__Prompt__
Reproduce every entry exactly.
** start of Provided data **
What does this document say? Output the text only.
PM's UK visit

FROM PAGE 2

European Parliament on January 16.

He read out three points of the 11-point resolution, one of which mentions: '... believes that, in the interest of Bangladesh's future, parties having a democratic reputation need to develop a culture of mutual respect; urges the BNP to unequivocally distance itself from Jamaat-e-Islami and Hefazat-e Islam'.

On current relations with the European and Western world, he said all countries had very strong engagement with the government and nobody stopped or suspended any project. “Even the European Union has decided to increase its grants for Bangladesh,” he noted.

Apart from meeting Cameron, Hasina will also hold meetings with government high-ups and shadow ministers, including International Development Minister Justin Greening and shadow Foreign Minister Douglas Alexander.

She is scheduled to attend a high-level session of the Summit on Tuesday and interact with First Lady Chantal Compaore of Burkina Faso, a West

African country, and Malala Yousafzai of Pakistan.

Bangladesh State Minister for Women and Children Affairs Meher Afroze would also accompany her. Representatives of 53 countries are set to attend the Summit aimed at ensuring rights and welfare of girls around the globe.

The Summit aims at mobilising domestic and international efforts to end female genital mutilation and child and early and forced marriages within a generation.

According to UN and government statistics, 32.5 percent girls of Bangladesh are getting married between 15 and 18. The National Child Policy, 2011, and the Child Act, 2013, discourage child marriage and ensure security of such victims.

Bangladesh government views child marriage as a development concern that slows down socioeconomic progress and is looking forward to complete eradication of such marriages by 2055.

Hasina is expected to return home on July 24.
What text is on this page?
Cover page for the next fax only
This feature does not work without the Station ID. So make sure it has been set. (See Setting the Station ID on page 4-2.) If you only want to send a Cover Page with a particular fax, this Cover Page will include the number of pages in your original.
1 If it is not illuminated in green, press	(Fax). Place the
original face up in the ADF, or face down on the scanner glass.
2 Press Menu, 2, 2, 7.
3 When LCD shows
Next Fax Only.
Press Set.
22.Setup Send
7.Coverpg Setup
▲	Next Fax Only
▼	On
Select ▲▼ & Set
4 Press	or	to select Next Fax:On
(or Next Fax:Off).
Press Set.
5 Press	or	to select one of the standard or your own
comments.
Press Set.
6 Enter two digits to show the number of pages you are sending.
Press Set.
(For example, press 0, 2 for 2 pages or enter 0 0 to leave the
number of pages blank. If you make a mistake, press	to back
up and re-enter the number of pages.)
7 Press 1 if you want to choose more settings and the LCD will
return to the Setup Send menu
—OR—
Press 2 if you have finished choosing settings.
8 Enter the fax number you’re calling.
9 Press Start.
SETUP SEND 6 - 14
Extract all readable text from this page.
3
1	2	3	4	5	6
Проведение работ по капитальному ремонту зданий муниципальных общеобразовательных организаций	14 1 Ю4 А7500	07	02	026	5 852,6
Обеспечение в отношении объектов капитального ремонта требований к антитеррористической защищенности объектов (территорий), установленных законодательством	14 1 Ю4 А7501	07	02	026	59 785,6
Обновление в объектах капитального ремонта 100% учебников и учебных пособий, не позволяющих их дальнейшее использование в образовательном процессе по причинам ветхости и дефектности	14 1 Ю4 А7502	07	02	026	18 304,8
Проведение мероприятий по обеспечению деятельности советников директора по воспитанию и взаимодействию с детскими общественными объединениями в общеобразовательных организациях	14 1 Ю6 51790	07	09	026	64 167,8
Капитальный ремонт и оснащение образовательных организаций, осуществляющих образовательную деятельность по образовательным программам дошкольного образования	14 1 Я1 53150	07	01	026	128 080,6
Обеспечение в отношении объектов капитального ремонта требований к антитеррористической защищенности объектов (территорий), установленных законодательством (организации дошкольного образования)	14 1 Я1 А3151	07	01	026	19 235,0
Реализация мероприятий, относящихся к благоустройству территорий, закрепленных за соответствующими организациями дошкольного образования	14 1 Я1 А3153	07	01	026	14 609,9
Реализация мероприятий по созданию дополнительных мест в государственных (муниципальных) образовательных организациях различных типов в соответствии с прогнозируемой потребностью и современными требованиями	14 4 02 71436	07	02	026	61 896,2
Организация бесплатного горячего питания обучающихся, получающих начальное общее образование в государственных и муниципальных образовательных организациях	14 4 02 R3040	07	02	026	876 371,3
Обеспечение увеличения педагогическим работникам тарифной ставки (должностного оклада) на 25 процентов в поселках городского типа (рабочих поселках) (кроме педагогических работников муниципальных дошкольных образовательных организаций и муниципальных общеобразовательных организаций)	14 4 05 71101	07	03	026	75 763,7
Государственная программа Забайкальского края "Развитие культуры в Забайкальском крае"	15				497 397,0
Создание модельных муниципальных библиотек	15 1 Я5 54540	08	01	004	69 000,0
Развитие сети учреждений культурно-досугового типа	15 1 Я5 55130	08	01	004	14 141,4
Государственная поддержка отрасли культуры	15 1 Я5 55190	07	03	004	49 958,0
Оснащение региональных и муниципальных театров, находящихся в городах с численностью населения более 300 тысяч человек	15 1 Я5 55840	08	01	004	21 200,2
** end of Provided data **
__The result__
What does this document say? Output the text only.
PM's UK visit

FROM PAGE 2

European Parliament on January 16.

He read out three points of the 11-point resolution, one of which mentions: '... believes that, in the interest of Bangladesh's future, parties having a democratic reputation need to develop a culture of mutual respect; urges the BNP to unequivocally distance itself from Jamaat-e-Islami and Hefazat-e Islam'.

On current relations with the European and Western world, he said all countries had very strong engagement with the government and nobody stopped or suspended any project. “Even the European Union has decided to increase its grants for Bangladesh,” he noted.

Apart from meeting Cameron, Hasina will also hold meetings with government high-ups and shadow ministers, including International Development Minister Justin Greening and shadow Foreign Minister Douglas Alexander.

She is scheduled to attend a high-level session of the Summit on Tuesday and interact with First Lady Chantal Compaore of Burkina Faso, a West

African country, and Malala Yousafzai of Pakistan.

Bangladesh State Minister for Women and Children Affairs Meher Afroze would also accompany her. Representatives of 53 countries are set to attend the Summit aimed at ensuring rights and welfare of girls around the globe.

The Summit aims at mobilising domestic and international efforts to end female genital mutilation and child and early and forced marriages within a generation.

According to UN and government statistics, 32.5 percent girls of Bangladesh are getting married between 15 and 18. The National Child Policy, 2011, and the Child Act, 2013, discourage child marriage and ensure security of such victims.

Bangladesh government views child marriage as a development concern that slows down socioeconomic progress and is looking forward to complete eradication of such marriages by 2055.

Hasina is expected to return home on July 24.
What text is on this page?
Cover page for the next fax only
This feature does not work without the Station ID. So make sure it has been set. (See Setting the Station ID on page 4-2.) If you only want to send a Cover Page with a particular fax, this Cover Page will include the number of pages in your original.
1 If it is not illuminated in green, press	(Fax). Place the
original face up in the ADF, or face down on the scanner glass.
2 Press Menu, 2, 2, 7.
3 When LCD shows
Next Fax Only.
Press Set.
22.Setup Send
7.Coverpg Setup
▲	Next Fax Only
▼	On
Select ▲▼ & Set
4 Press	or	to select Next Fax:On
(or Next Fax:Off).
Press Set.
5 Press	or	to select one of the standard or your own
comments.
Press Set.
6 Enter two digits to show the number of pages you are sending.
Press Set.
(For example, press 0, 2 for 2 pages or enter 0 0 to leave the
number of pages blank. If you make a mistake, press	to back
up and re-enter the number of pages.)
7 Press 1 if you want to choose more settings and the LCD will
return to the Setup Send menu
—OR—
Press 2 if you have finished choosing settings.
8 Enter the fax number you’re calling.
9 Press Start.
SETUP SEND 6 - 14
Extract all readable text from this page.
3
1	2	3	4	5	6
Проведение работ по капитальному ремонту зданий муниципальных общеобразовательных организаций	14 1 Ю4 А7500	07	02	026	5 852,6
Обеспечение в отношении объектов капитального ремонта требований к антитеррористической защищенности объектов (территорий), установленных законодательством	14 1 Ю4 А7501	07	02	026	59 785,6
Обновление в объектах капитального ремонта 100% учебников и учебных пособий, не позволяющих их дальнейшее использование в образовательном процессе по причинам ветхости и дефектности	14 1 Ю4 А7502	07	02	026	18 304,8
Проведение мероприятий по обеспечению деятельности советников директора по воспитанию и взаимодействию с детскими общественными объединениями в общеобразовательных организациях	14 1 Ю6 51790	07	09	026	64 167,8
Капитальный ремонт и оснащение образовательных организаций, осуществляющих образовательную деятельность по образовательным программам дошкольного образования	14 1 Я1 53150	07	01	026	128 080,6
Обеспечение в отношении объектов капитального ремонта требований к антитеррористической защищенности объектов (территорий), установленных законодательством (организации дошкольного образования)	14 1 Я1 А3151	07	01	026	19 235,0
Реализация мероприятий, относящихся к благоустройству территорий, закрепленных за соответствующими организациями дошкольного образования	14 1 Я1 А3153	07	01	026	14 609,9
Реализация мероприятий по созданию дополнительных мест в государственных (муниципальных) образовательных организациях различных типов в соответствии с прогнозируемой потребностью и современными требованиями	14 4 02 71436	07	02	026	61 896,2
Организация бесплатного горячего питания обучающихся, получающих начальное общее образование в государственных и муниципальных образовательных организациях	14 4 02 R3040	07	02	026	876 371,3
Обеспечение увеличения педагогическим работникам тарифной ставки (должностного оклада) на 25 процентов в поселках городского типа (рабочих поселках) (кроме педагогических работников муниципальных дошкольных образовательных организаций и муниципальных общеобразовательных организаций)	14 4 05 71101	07	03	026	75 763,7
Государственная программа Забайкальского края "Развитие культуры в Забайкальском крае"	15				497 397,0
Создание модельных муниципальных библиотек	15 1 Я5 54540	08	01	004	69 000,0
Развитие сети учреждений культурно-досугового типа	15 1 Я5 55130	08	01	004	14 141,4
Государственная поддержка отрасли культуры	15 1 Я5 55190	07	03	004	49 958,0
Оснащение региональных и муниципальных театров, находящихся в городах с численностью населения более 300 тысяч человек	15 1 Я5 55840	08	01	004	21 200,2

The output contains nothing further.